▶ [Written instruction]: Locate every line that holds the string "State" and copy it.
**** The records ****
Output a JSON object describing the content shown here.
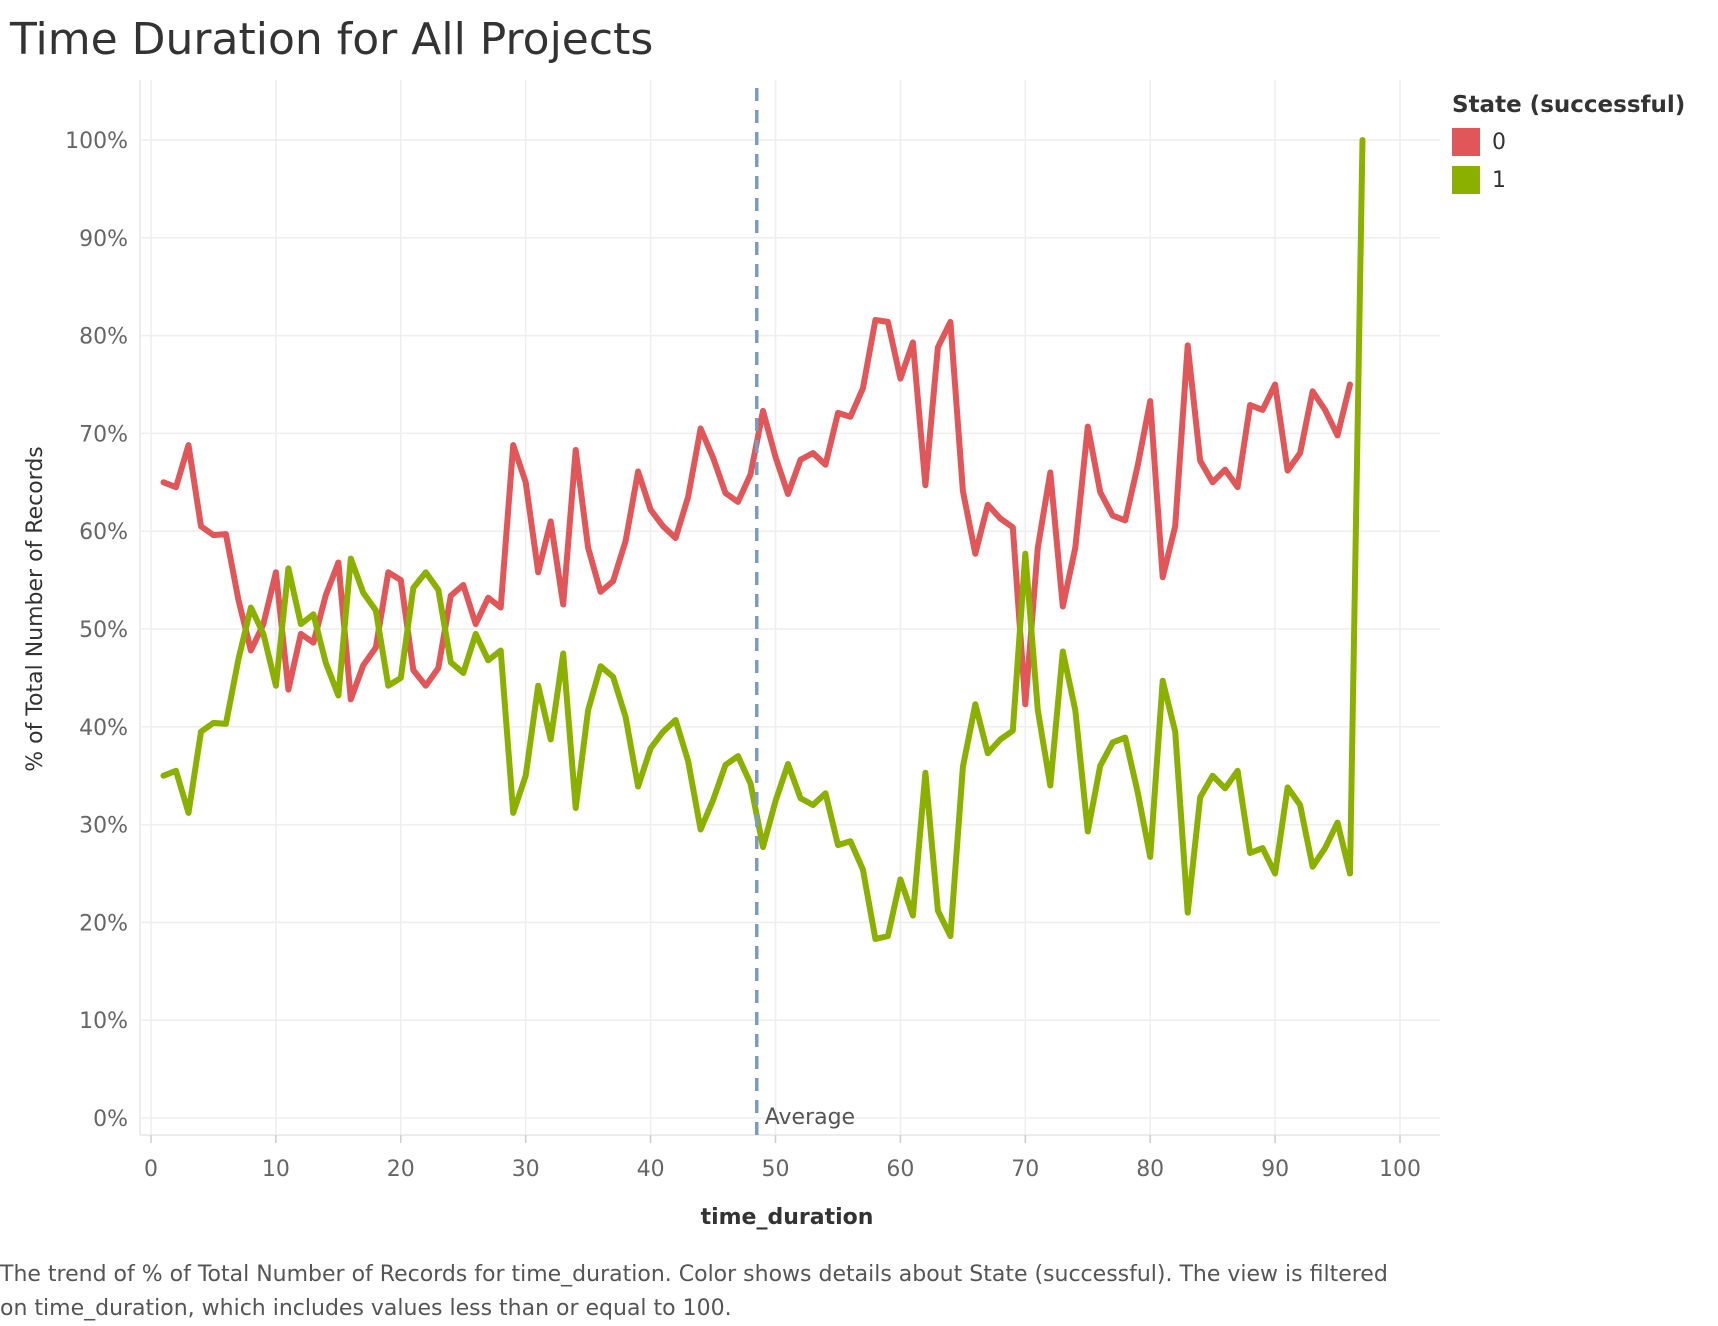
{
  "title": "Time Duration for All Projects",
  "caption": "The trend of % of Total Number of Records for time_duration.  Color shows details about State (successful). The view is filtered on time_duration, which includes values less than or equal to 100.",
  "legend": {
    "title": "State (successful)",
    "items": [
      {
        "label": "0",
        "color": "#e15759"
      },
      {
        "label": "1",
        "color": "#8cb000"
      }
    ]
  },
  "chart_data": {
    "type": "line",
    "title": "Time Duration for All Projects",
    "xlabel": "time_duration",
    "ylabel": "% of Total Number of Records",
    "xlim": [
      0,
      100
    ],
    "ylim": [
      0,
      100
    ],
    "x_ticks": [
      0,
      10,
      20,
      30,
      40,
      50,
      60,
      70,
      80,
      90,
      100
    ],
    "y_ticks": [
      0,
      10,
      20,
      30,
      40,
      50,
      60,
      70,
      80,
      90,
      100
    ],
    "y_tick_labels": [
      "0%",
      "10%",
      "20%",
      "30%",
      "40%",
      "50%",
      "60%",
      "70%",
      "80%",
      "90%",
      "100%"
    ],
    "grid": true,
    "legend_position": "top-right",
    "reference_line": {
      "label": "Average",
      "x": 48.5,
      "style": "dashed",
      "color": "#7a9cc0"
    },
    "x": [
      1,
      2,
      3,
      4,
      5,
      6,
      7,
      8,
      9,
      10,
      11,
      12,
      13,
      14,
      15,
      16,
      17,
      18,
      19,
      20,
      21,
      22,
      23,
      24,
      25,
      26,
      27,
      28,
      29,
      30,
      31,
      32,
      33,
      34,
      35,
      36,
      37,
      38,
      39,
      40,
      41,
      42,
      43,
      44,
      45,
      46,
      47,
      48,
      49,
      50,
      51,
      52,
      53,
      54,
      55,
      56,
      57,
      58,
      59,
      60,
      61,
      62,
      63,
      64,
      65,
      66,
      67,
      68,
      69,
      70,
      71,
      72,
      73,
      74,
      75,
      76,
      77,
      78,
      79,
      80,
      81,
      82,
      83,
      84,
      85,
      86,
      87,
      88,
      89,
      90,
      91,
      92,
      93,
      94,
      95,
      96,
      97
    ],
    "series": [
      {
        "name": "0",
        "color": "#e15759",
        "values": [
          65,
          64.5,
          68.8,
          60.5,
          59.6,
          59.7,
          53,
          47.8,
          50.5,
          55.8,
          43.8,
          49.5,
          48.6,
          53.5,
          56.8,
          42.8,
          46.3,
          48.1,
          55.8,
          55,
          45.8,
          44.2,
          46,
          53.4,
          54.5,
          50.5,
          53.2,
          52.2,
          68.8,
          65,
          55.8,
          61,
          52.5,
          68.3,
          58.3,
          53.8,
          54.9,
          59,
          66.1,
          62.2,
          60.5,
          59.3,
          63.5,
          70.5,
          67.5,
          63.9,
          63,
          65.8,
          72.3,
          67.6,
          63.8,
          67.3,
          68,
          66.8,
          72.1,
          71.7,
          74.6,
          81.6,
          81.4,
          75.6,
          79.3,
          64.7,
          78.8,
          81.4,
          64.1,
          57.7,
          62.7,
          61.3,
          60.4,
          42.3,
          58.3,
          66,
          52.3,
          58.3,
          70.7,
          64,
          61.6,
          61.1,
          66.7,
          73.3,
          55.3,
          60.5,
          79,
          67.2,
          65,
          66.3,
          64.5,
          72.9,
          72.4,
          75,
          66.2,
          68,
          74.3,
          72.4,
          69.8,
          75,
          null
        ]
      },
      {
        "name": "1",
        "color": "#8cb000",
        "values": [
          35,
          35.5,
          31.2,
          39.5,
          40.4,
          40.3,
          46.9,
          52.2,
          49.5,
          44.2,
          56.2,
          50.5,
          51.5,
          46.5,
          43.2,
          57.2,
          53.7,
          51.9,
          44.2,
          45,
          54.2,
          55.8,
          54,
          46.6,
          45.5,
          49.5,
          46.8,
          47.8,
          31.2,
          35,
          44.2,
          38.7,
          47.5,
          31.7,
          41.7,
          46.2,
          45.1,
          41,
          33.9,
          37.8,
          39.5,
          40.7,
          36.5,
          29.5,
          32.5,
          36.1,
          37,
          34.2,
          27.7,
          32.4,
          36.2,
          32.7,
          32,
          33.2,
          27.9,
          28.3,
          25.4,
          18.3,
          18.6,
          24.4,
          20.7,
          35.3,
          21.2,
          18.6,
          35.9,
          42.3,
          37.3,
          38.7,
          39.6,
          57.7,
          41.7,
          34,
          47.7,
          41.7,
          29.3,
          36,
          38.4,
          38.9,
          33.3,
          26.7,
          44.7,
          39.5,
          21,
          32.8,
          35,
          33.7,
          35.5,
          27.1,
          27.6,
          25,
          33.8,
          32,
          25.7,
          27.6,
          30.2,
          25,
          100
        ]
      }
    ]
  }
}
****
▶ [Expected answer]:
  "caption": "The trend of % of Total Number of Records for time_duration.  Color shows details about State (successful). The view is filtered on time_duration, which includes values less than or equal to 100.",
    "title": "State (successful)",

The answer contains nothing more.